● Exercise objective
Copy the items from the first line through the line containing "candle-body [245, 430, 251, 432]", substituting "signal-quantity" for "signal-qty" and leaving everything else unchanged.

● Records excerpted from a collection
::::
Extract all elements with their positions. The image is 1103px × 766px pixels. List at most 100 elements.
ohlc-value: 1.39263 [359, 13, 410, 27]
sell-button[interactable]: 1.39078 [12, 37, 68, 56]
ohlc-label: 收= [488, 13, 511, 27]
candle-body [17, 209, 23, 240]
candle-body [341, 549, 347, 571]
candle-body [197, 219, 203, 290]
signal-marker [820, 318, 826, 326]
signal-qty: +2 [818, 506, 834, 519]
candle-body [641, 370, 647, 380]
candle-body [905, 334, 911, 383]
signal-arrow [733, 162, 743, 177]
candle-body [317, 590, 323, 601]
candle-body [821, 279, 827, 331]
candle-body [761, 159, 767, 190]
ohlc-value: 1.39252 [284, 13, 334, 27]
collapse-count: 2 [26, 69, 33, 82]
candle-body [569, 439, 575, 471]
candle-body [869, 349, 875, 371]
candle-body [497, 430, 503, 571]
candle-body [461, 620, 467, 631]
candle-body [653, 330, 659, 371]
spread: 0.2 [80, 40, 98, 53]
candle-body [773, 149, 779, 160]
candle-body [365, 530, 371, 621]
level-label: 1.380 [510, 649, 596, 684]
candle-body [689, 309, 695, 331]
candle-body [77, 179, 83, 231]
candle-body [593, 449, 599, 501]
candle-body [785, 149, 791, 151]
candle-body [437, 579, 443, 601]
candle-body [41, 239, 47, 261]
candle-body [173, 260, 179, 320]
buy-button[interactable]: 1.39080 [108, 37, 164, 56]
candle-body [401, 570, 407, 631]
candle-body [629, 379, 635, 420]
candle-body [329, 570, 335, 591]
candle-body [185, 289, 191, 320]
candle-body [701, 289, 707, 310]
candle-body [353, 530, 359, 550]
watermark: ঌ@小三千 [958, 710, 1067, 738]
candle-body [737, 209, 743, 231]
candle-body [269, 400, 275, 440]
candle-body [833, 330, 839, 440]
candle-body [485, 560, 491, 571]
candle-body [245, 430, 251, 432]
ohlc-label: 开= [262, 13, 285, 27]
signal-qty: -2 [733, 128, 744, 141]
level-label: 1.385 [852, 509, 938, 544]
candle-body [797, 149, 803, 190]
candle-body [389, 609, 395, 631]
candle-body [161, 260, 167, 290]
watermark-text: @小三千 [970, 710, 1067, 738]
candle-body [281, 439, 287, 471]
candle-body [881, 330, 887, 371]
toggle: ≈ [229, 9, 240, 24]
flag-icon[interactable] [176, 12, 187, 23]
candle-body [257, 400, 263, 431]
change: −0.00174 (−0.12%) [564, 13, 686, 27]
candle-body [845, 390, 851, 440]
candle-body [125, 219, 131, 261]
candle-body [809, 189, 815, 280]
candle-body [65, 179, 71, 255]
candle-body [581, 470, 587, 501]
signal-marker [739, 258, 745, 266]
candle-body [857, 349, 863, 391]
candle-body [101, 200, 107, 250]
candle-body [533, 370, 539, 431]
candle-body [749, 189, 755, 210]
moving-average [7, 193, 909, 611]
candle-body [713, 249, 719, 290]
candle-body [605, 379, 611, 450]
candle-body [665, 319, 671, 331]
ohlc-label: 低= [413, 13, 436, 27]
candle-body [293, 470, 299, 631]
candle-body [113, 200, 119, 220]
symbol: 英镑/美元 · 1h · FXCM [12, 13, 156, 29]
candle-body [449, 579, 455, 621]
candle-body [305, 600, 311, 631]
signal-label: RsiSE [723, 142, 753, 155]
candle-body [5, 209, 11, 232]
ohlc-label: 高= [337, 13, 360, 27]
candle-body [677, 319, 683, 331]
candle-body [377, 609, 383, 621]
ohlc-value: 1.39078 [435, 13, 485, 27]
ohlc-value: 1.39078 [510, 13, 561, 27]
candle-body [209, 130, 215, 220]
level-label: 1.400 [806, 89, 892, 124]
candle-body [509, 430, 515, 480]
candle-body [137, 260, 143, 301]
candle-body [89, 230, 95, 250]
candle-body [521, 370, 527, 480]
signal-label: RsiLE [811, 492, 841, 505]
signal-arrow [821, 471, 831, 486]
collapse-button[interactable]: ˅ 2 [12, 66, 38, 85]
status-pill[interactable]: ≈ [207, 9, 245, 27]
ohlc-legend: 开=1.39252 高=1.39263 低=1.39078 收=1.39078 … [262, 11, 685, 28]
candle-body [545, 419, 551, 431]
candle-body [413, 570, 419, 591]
::::
● Right answer
Extract all elements with their positions. The image is 1103px × 766px pixels. List at most 100 elements.
ohlc-value: 1.39263 [359, 13, 410, 27]
sell-button[interactable]: 1.39078 [12, 37, 68, 56]
ohlc-label: 收= [488, 13, 511, 27]
candle-body [17, 209, 23, 240]
candle-body [341, 549, 347, 571]
candle-body [197, 219, 203, 290]
signal-marker [820, 318, 826, 326]
signal-quantity: +2 [818, 506, 834, 519]
candle-body [641, 370, 647, 380]
candle-body [905, 334, 911, 383]
signal-arrow [733, 162, 743, 177]
candle-body [317, 590, 323, 601]
candle-body [821, 279, 827, 331]
candle-body [761, 159, 767, 190]
ohlc-value: 1.39252 [284, 13, 334, 27]
collapse-count: 2 [26, 69, 33, 82]
candle-body [569, 439, 575, 471]
candle-body [869, 349, 875, 371]
candle-body [497, 430, 503, 571]
candle-body [461, 620, 467, 631]
candle-body [653, 330, 659, 371]
spread: 0.2 [80, 40, 98, 53]
candle-body [773, 149, 779, 160]
candle-body [365, 530, 371, 621]
level-label: 1.380 [510, 649, 596, 684]
candle-body [689, 309, 695, 331]
candle-body [77, 179, 83, 231]
candle-body [593, 449, 599, 501]
candle-body [785, 149, 791, 151]
candle-body [437, 579, 443, 601]
candle-body [41, 239, 47, 261]
candle-body [173, 260, 179, 320]
buy-button[interactable]: 1.39080 [108, 37, 164, 56]
candle-body [401, 570, 407, 631]
candle-body [629, 379, 635, 420]
candle-body [329, 570, 335, 591]
candle-body [185, 289, 191, 320]
candle-body [701, 289, 707, 310]
candle-body [353, 530, 359, 550]
watermark: ঌ@小三千 [958, 710, 1067, 738]
candle-body [737, 209, 743, 231]
candle-body [269, 400, 275, 440]
candle-body [833, 330, 839, 440]
candle-body [485, 560, 491, 571]
candle-body [245, 430, 251, 432]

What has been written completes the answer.